▶ [ARTICOLO DA LEGGERE]:
=======
Highway to Hell, storia di un’icona della musica

Simone Dei Pieri

Music

Highway to Hell, storia di un’icona della musica

Pubblicato il 10 gennaio 2019

Sebbene bistrattata da molti, Highway to Hell è certamente una delle icone della musica mondiale: un’esplosione di adrenalina capace di risvegliare anche i più pantofolai.

Prodotto di punta degli AC/DC, nota band australiana e pietra miliare della storia del rock, Highway to Hell ha saputo farsi strada nei cuori dei fan (e non) anche attraversando momenti che non sbaglieremmo a definire ‘particolari’.

Tra i fan degli AC/DC non si può fare a meno di annoverare Richard Ramirez, un famigerato serial killer. Nei suoi sei mesi di attività Richard Ramirez provocò più di 14 morti. Una di queste fu addirittura contraddistinta dalla presenza, sulla scena del crimine, di un cappellino della hard rock band australiana.

Il pezzo darà il nome all’album omonimo, anch’esso non esente da curiosi dettagli. Lo stesso seguì uno schema di produzione e pubblicazione abbastanza particolare.

Nello specifico, il disco della band australiana fu il primo ad essere uguale sia nella versione australiana che nella versione mondiale. Tutti gli altri album prima comprendevano delle differenze di tracce, o semplicemente un ordine differente.

Altro fatto curioso (scelta commerciale probabilmente) riguarda il fatto che l’album fu pubblicato prima nella sua versione mondiale, il 27 luglio del 1979, poi in quella australiana, nel novembre dello stesso anno.

La title track deriva da un’intervista rivolta ad Angus Young, frontman della band, che rispose “It’s a fuckin’ highway to hell” (è una dannata autostrada per l’inferno!) per definire la vita da palcoscenico.

Il brano è al 248° delle migliori 500 canzoni di sempre secondo il Rolling Stone, ed è stato oggetto di cover –tra le altre– da parte di Sam Kinison, Green Day e Marilyn Manson.

Anche i 2Cellos, un famoso duo di violoncellisti, ne ha fatto una cover.
=======
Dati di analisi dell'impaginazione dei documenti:
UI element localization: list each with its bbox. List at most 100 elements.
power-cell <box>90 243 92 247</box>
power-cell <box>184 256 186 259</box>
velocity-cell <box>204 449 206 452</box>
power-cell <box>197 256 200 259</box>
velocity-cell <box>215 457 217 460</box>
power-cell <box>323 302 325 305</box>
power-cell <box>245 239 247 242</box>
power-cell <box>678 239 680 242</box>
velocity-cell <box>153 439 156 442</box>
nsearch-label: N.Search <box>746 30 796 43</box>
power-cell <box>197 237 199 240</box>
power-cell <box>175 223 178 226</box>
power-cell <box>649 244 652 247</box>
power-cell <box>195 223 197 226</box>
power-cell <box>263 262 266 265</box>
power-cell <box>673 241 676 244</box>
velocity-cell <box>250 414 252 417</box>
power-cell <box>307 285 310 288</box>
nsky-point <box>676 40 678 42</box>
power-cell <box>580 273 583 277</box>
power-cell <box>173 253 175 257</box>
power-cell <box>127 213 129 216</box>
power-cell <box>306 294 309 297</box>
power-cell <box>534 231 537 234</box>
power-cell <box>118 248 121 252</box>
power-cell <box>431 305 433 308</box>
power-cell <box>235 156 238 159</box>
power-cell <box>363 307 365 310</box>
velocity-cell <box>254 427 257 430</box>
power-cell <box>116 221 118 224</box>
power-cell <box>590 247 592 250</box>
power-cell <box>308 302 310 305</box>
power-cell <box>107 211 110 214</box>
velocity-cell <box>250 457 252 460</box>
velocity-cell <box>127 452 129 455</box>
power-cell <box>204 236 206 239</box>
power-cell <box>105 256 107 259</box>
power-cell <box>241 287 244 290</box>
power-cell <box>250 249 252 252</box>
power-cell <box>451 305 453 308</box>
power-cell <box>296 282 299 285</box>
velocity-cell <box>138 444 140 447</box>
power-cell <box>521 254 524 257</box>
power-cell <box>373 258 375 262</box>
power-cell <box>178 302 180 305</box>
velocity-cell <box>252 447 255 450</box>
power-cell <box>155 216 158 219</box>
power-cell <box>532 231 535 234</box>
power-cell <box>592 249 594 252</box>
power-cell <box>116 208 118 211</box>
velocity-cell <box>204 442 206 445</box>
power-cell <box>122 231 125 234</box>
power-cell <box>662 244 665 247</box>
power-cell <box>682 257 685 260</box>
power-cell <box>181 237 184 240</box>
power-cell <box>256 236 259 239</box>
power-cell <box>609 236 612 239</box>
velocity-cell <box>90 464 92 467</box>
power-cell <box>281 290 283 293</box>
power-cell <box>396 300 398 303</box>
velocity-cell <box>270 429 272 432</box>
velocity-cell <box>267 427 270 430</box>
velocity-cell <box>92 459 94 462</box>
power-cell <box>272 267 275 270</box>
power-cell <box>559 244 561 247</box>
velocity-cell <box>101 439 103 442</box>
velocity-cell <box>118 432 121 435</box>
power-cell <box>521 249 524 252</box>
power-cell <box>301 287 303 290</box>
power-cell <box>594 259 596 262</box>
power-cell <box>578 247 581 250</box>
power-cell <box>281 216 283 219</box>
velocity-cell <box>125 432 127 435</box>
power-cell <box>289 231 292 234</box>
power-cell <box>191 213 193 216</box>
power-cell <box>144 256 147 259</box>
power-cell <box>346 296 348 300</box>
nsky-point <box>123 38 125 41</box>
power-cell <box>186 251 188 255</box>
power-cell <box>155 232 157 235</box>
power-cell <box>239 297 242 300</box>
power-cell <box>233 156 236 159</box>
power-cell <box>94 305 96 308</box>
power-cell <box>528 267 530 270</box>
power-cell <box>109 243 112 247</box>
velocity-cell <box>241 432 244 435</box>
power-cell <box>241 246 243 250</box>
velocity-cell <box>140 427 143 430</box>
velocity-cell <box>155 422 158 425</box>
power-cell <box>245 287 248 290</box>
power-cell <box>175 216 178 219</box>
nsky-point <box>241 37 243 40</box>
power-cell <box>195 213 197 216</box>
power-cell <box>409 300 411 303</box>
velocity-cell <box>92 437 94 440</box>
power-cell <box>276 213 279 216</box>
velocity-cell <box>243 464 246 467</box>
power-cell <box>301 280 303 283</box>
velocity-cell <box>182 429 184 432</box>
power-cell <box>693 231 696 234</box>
=======
▶ [CONSEGNA]: Ripeta testualmente il tratto dell'articolo su Highway to Hell che va da "Tra i fan degli" fino a "rock band australiana.". Le voci riportate costituiscono materiale a sé stante, indipendente dall'articolo.

▶ [RISPOSTA]:
Tra i fan degli AC/DC non si può fare a meno di annoverare Richard Ramirez, un famigerato serial killer. Nei suoi sei mesi di attività Richard Ramirez provocò più di 14 morti. Una di queste fu addirittura contraddistinta dalla presenza, sulla scena del crimine, di un cappellino della hard rock band australiana.